* Start Data to process *
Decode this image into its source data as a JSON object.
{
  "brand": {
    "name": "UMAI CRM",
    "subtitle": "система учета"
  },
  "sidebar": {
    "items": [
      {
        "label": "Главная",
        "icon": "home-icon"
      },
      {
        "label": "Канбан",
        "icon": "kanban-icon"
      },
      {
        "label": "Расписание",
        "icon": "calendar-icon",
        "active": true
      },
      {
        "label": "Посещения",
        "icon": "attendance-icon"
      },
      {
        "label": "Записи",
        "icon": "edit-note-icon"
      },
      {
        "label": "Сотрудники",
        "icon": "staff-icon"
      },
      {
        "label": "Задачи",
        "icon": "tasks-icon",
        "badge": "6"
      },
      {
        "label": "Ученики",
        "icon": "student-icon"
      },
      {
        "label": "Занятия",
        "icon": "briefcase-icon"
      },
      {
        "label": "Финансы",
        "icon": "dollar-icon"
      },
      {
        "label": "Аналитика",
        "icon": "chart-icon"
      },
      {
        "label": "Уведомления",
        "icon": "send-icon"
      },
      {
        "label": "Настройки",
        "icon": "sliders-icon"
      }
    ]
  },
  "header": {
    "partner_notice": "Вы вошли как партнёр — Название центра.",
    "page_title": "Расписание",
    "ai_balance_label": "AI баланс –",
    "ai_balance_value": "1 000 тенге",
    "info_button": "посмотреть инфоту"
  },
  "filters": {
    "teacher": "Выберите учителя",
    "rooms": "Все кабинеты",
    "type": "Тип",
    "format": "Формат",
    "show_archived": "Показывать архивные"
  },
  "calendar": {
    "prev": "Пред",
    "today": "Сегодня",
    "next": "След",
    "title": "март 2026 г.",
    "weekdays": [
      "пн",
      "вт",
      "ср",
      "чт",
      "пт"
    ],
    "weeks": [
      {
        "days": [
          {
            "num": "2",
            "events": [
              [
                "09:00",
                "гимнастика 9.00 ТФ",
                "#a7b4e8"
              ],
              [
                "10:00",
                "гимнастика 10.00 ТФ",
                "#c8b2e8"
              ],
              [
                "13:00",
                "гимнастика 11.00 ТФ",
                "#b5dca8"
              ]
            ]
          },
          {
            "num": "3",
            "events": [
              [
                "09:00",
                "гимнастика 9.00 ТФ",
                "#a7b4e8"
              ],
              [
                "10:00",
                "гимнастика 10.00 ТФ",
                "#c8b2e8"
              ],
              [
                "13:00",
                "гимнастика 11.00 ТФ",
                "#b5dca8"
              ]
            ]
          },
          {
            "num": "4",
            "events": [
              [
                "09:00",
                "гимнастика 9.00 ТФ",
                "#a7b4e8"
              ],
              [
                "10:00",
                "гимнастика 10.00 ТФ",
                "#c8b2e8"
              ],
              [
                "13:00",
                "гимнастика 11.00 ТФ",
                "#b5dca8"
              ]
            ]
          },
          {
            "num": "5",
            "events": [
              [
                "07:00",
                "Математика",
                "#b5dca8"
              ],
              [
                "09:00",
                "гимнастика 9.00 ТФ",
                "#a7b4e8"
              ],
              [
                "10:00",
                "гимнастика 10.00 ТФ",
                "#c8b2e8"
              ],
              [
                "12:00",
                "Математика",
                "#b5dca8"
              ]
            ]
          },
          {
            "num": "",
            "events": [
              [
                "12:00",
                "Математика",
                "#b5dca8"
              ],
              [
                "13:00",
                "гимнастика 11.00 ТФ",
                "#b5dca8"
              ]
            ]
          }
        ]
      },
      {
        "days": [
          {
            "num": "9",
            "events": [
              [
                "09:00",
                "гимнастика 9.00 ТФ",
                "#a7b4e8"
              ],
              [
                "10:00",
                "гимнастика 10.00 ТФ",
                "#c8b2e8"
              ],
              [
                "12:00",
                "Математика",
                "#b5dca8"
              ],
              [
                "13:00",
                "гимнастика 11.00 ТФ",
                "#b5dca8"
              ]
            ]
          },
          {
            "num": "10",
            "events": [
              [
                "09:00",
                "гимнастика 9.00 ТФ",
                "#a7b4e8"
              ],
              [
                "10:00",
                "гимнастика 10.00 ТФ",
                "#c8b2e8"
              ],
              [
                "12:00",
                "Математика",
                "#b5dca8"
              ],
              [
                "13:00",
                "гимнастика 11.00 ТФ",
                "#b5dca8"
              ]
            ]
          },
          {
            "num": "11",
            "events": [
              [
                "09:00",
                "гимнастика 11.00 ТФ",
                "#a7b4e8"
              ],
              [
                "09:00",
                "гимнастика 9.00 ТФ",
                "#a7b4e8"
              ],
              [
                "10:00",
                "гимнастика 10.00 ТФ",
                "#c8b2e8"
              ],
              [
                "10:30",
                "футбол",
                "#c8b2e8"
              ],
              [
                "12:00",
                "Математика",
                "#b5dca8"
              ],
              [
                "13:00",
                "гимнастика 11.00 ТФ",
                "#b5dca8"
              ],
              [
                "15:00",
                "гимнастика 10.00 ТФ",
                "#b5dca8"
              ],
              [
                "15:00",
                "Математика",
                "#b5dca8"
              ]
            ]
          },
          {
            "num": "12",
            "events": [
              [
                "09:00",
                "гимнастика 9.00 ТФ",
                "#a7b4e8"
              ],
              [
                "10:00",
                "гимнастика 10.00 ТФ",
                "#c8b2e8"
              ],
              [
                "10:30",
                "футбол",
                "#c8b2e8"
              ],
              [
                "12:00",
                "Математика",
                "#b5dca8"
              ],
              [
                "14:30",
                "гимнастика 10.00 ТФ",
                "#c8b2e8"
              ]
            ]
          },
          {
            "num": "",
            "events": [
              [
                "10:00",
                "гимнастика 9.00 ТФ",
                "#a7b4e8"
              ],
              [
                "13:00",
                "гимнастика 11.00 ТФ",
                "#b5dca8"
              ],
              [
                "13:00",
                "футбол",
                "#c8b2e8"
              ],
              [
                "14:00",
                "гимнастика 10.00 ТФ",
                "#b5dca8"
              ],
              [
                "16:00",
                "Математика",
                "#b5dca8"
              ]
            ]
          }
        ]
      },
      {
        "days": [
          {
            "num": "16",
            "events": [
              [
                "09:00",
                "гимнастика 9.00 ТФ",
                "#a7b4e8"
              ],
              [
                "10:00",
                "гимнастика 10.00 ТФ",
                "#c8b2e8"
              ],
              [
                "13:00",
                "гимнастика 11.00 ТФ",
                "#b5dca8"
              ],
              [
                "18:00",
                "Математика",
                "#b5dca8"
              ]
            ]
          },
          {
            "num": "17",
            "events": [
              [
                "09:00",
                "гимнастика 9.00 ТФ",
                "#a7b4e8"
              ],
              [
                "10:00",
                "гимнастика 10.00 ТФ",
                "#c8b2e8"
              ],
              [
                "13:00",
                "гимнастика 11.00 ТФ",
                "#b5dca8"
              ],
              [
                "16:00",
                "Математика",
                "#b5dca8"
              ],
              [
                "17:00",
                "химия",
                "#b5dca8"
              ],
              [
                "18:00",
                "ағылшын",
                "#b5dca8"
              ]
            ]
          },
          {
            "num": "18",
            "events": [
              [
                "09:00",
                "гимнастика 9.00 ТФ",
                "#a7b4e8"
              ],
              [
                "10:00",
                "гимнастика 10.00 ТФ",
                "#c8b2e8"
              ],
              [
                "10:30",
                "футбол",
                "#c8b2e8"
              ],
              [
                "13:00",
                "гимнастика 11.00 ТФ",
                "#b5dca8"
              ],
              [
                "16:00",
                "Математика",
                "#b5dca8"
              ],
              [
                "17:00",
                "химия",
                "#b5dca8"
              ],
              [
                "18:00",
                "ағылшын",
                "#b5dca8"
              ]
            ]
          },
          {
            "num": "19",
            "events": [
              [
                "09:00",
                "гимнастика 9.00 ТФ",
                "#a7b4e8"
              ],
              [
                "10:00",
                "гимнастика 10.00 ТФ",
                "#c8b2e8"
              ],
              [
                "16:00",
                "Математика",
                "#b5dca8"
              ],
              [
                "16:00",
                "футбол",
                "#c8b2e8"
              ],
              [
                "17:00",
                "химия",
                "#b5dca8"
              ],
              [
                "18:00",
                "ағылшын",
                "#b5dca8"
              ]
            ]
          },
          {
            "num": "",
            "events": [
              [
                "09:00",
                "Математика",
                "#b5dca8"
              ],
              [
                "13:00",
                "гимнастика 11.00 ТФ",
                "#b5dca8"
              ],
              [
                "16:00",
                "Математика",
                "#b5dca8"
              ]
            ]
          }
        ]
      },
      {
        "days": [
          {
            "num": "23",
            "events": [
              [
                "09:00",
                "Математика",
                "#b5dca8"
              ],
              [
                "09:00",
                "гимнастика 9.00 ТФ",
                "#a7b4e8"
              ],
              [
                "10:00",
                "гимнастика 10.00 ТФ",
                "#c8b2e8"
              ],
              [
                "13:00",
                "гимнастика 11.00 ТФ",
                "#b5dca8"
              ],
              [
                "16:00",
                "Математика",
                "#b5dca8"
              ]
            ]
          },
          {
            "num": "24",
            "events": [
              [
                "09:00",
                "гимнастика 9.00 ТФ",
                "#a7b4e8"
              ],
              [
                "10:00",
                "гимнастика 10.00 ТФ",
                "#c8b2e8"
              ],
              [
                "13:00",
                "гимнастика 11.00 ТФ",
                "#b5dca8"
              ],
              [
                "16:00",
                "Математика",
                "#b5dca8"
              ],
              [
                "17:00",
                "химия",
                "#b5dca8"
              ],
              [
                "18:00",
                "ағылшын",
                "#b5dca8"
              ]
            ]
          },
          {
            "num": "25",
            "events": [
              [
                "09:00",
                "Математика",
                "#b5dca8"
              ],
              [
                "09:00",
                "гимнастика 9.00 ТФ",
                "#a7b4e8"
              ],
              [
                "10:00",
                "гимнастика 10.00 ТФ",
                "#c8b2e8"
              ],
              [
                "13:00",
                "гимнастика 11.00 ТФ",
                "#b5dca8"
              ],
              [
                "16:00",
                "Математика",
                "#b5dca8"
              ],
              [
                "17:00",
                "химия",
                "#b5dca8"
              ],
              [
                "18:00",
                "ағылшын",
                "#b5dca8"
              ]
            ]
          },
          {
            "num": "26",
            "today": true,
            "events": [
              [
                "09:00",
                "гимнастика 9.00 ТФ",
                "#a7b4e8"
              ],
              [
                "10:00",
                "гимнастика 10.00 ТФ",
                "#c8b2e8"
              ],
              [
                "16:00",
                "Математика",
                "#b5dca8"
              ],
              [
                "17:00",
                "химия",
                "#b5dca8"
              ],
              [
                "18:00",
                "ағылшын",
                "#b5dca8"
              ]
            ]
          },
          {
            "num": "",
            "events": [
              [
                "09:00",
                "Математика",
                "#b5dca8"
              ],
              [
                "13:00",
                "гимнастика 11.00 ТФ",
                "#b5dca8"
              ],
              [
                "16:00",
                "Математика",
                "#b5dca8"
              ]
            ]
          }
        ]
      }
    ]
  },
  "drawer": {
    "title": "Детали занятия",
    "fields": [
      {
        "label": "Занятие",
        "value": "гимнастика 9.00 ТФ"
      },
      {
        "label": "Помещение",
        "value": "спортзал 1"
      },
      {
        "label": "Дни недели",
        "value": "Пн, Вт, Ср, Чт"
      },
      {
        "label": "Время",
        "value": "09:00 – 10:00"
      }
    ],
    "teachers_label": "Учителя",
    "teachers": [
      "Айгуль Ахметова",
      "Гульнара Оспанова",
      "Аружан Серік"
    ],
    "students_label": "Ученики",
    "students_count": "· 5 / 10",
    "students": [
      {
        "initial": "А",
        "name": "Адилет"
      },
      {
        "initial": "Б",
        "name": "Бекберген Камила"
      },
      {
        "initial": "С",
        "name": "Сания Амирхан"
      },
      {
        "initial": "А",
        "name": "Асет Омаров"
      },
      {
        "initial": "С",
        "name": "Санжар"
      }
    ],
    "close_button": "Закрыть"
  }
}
* End Data to process *
### What needs to be done
Select every line of the material above holding the word "Расписание" and copy it.

### Response to this task
        "label": "Расписание",
    "page_title": "Расписание",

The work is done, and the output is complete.